* _WRITTEN INSTRUCTION_
Restate all the material verbatim, except for the pictures.

* _RECORD SET_
■ ■ ■ ■ ■ ■ ■

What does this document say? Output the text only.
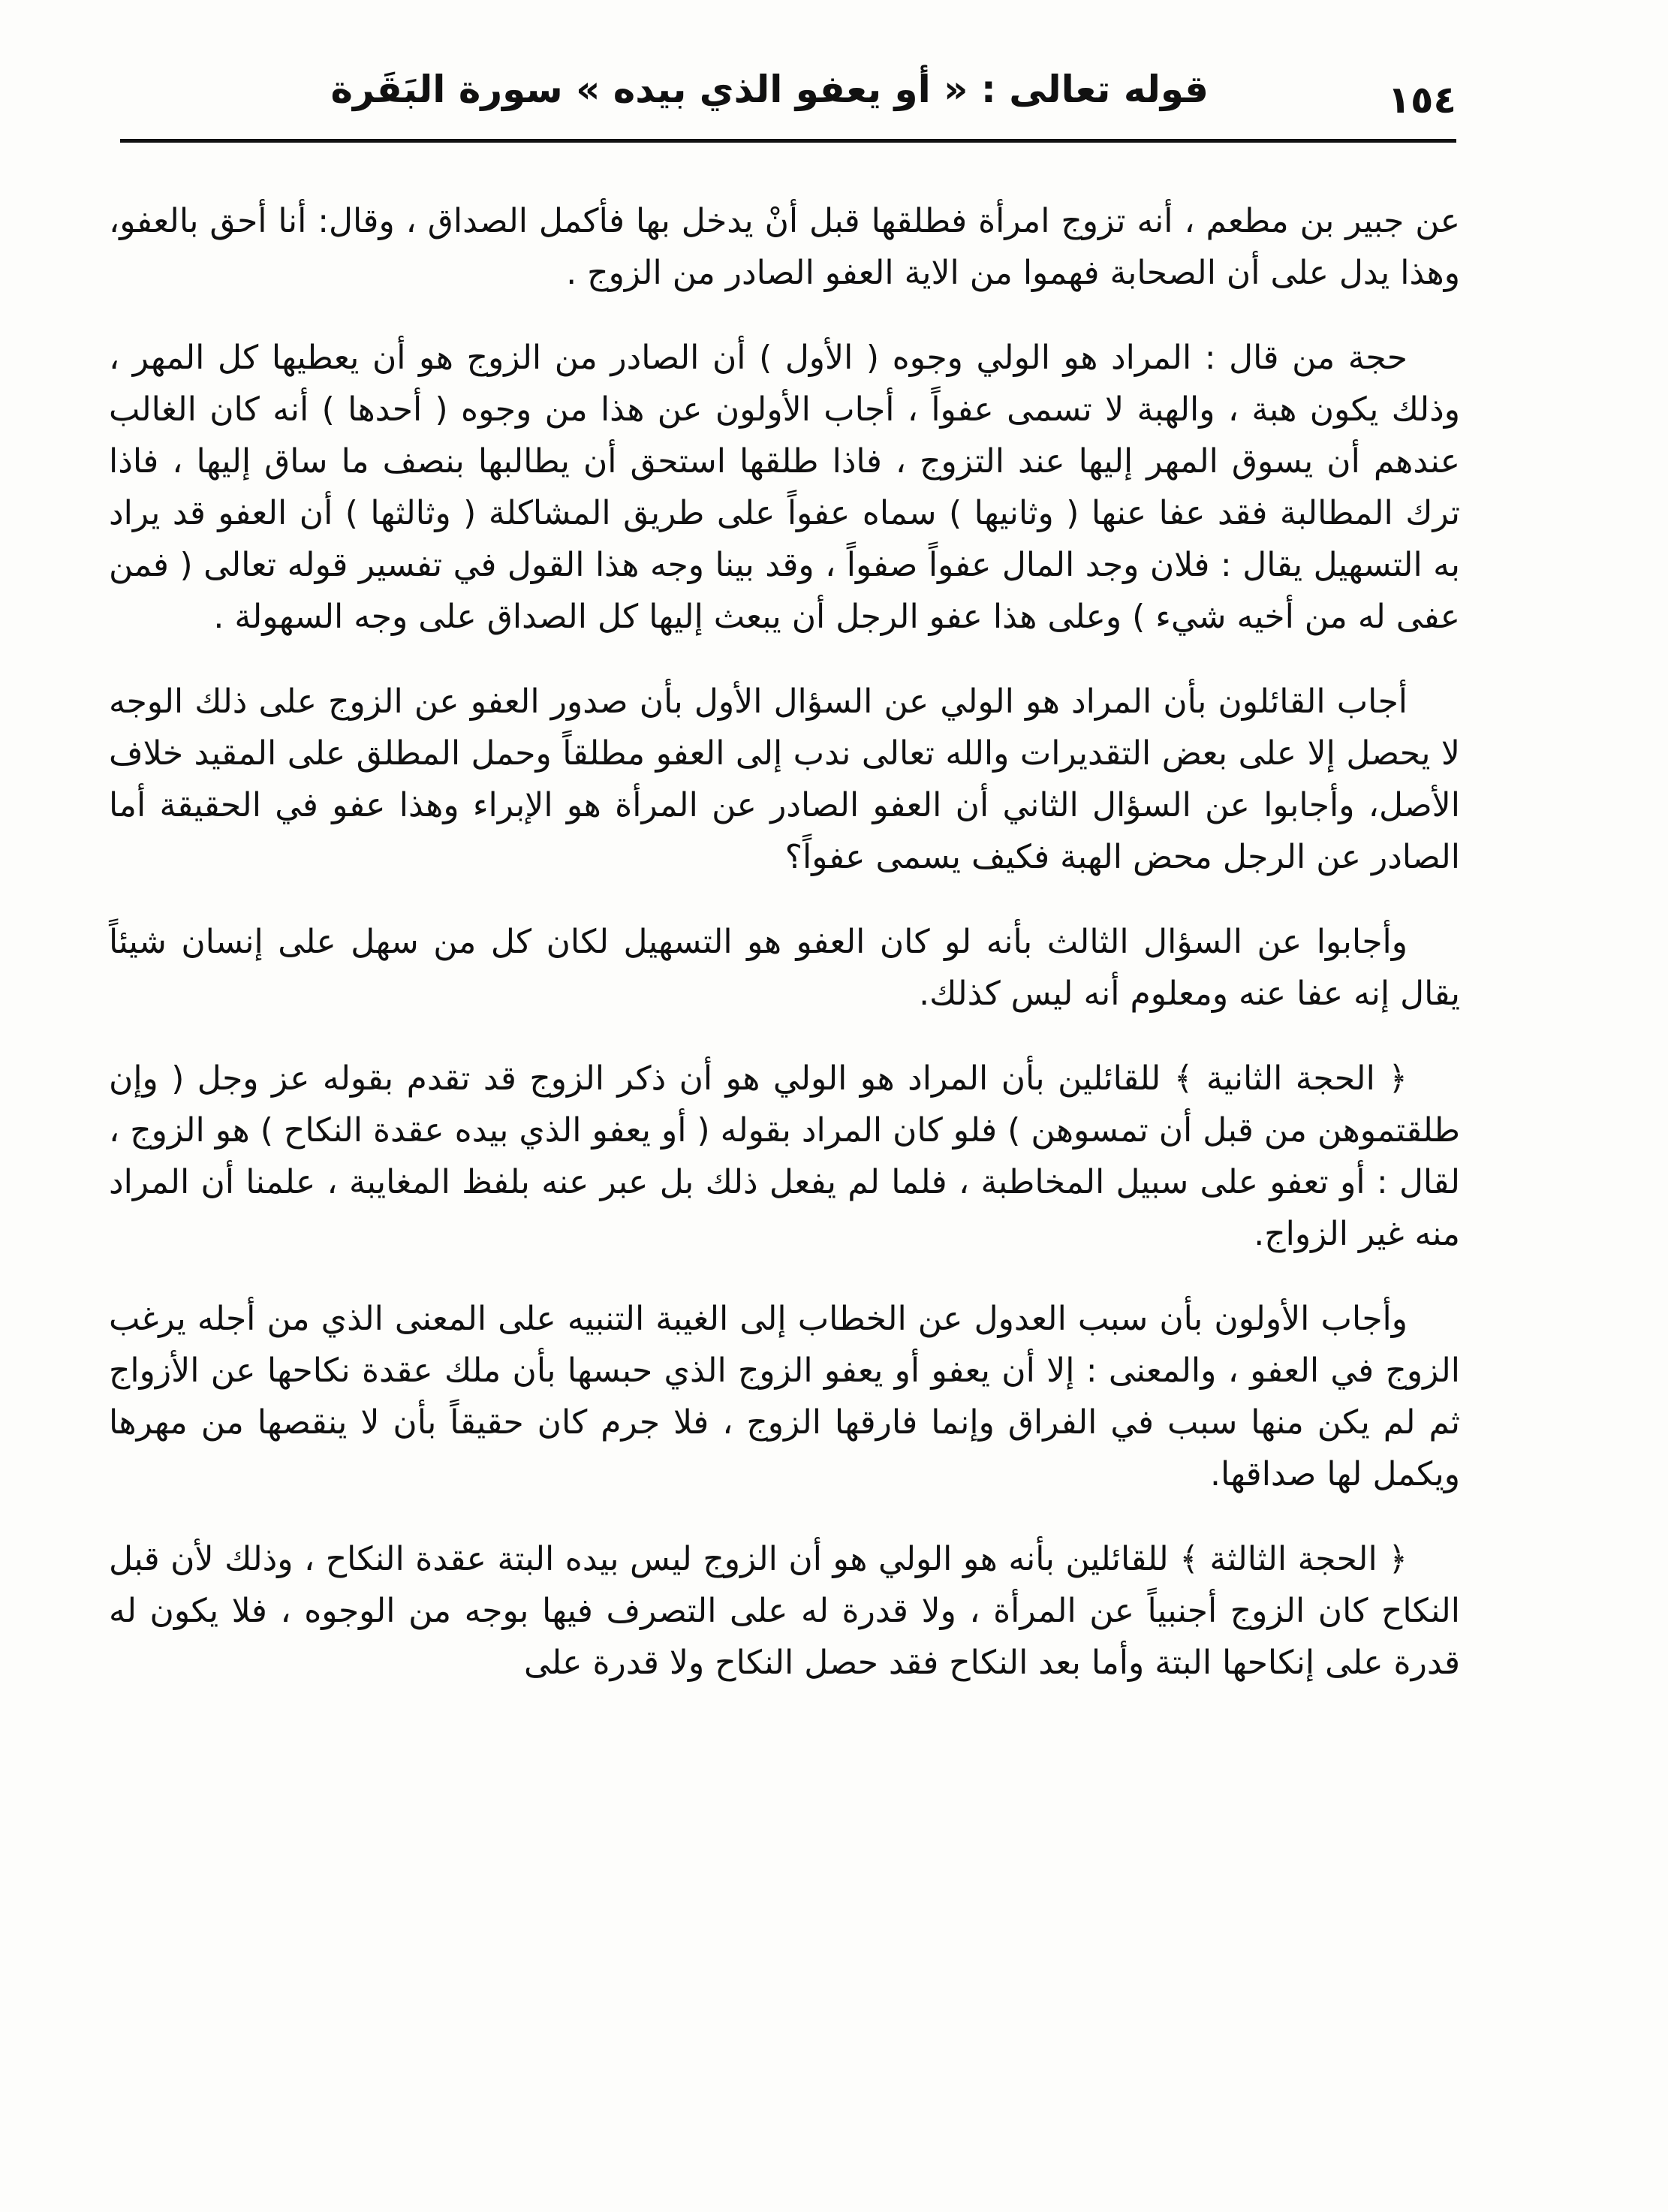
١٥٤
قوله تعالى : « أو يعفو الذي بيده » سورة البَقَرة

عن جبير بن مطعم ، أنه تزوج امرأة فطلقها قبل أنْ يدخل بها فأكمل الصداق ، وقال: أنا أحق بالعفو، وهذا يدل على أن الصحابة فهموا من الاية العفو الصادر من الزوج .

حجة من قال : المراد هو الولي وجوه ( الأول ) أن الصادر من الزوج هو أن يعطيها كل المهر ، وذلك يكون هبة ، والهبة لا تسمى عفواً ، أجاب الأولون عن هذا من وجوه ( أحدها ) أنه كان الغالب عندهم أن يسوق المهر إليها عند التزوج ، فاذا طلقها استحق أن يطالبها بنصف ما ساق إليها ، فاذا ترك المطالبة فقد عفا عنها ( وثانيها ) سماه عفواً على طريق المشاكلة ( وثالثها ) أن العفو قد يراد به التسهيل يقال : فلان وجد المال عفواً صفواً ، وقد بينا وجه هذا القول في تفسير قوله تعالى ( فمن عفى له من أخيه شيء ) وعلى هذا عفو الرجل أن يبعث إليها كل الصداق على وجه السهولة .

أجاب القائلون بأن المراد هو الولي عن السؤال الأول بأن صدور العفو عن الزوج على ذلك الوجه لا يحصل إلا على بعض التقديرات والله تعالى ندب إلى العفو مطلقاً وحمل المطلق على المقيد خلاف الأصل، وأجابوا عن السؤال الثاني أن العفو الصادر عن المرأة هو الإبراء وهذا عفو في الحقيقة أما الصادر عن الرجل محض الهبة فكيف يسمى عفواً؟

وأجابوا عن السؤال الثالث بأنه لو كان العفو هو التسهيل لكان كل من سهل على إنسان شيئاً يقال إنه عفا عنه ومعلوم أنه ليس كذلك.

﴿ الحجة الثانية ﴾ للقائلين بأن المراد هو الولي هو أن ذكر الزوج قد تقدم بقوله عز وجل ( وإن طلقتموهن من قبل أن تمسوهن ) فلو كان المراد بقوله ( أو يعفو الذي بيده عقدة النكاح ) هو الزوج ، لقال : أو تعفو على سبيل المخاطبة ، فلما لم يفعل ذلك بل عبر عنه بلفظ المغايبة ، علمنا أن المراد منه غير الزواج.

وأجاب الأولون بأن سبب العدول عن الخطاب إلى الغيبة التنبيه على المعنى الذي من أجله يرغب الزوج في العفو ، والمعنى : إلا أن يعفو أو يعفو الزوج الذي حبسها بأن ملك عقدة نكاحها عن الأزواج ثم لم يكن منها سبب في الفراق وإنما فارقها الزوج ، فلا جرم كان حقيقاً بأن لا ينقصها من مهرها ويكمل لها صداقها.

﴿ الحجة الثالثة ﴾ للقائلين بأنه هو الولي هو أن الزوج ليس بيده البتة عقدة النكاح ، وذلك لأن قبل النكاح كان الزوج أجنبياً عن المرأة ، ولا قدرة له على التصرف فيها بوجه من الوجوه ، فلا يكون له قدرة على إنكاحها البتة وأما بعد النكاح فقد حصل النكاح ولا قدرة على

■ ■ ■ ■ ■ ■ ■

* _WRITTEN ANSWER_
What does this document say? Output the text only.
١٥٤
قوله تعالى : « أو يعفو الذي بيده » سورة البَقَرة

عن جبير بن مطعم ، أنه تزوج امرأة فطلقها قبل أنْ يدخل بها فأكمل الصداق ، وقال: أنا أحق بالعفو، وهذا يدل على أن الصحابة فهموا من الاية العفو الصادر من الزوج .

حجة من قال : المراد هو الولي وجوه ( الأول ) أن الصادر من الزوج هو أن يعطيها كل المهر ، وذلك يكون هبة ، والهبة لا تسمى عفواً ، أجاب الأولون عن هذا من وجوه ( أحدها ) أنه كان الغالب عندهم أن يسوق المهر إليها عند التزوج ، فاذا طلقها استحق أن يطالبها بنصف ما ساق إليها ، فاذا ترك المطالبة فقد عفا عنها ( وثانيها ) سماه عفواً على طريق المشاكلة ( وثالثها ) أن العفو قد يراد به التسهيل يقال : فلان وجد المال عفواً صفواً ، وقد بينا وجه هذا القول في تفسير قوله تعالى ( فمن عفى له من أخيه شيء ) وعلى هذا عفو الرجل أن يبعث إليها كل الصداق على وجه السهولة .

أجاب القائلون بأن المراد هو الولي عن السؤال الأول بأن صدور العفو عن الزوج على ذلك الوجه لا يحصل إلا على بعض التقديرات والله تعالى ندب إلى العفو مطلقاً وحمل المطلق على المقيد خلاف الأصل، وأجابوا عن السؤال الثاني أن العفو الصادر عن المرأة هو الإبراء وهذا عفو في الحقيقة أما الصادر عن الرجل محض الهبة فكيف يسمى عفواً؟

وأجابوا عن السؤال الثالث بأنه لو كان العفو هو التسهيل لكان كل من سهل على إنسان شيئاً يقال إنه عفا عنه ومعلوم أنه ليس كذلك.

﴿ الحجة الثانية ﴾ للقائلين بأن المراد هو الولي هو أن ذكر الزوج قد تقدم بقوله عز وجل ( وإن طلقتموهن من قبل أن تمسوهن ) فلو كان المراد بقوله ( أو يعفو الذي بيده عقدة النكاح ) هو الزوج ، لقال : أو تعفو على سبيل المخاطبة ، فلما لم يفعل ذلك بل عبر عنه بلفظ المغايبة ، علمنا أن المراد منه غير الزواج.

وأجاب الأولون بأن سبب العدول عن الخطاب إلى الغيبة التنبيه على المعنى الذي من أجله يرغب الزوج في العفو ، والمعنى : إلا أن يعفو أو يعفو الزوج الذي حبسها بأن ملك عقدة نكاحها عن الأزواج ثم لم يكن منها سبب في الفراق وإنما فارقها الزوج ، فلا جرم كان حقيقاً بأن لا ينقصها من مهرها ويكمل لها صداقها.

﴿ الحجة الثالثة ﴾ للقائلين بأنه هو الولي هو أن الزوج ليس بيده البتة عقدة النكاح ، وذلك لأن قبل النكاح كان الزوج أجنبياً عن المرأة ، ولا قدرة له على التصرف فيها بوجه من الوجوه ، فلا يكون له قدرة على إنكاحها البتة وأما بعد النكاح فقد حصل النكاح ولا قدرة على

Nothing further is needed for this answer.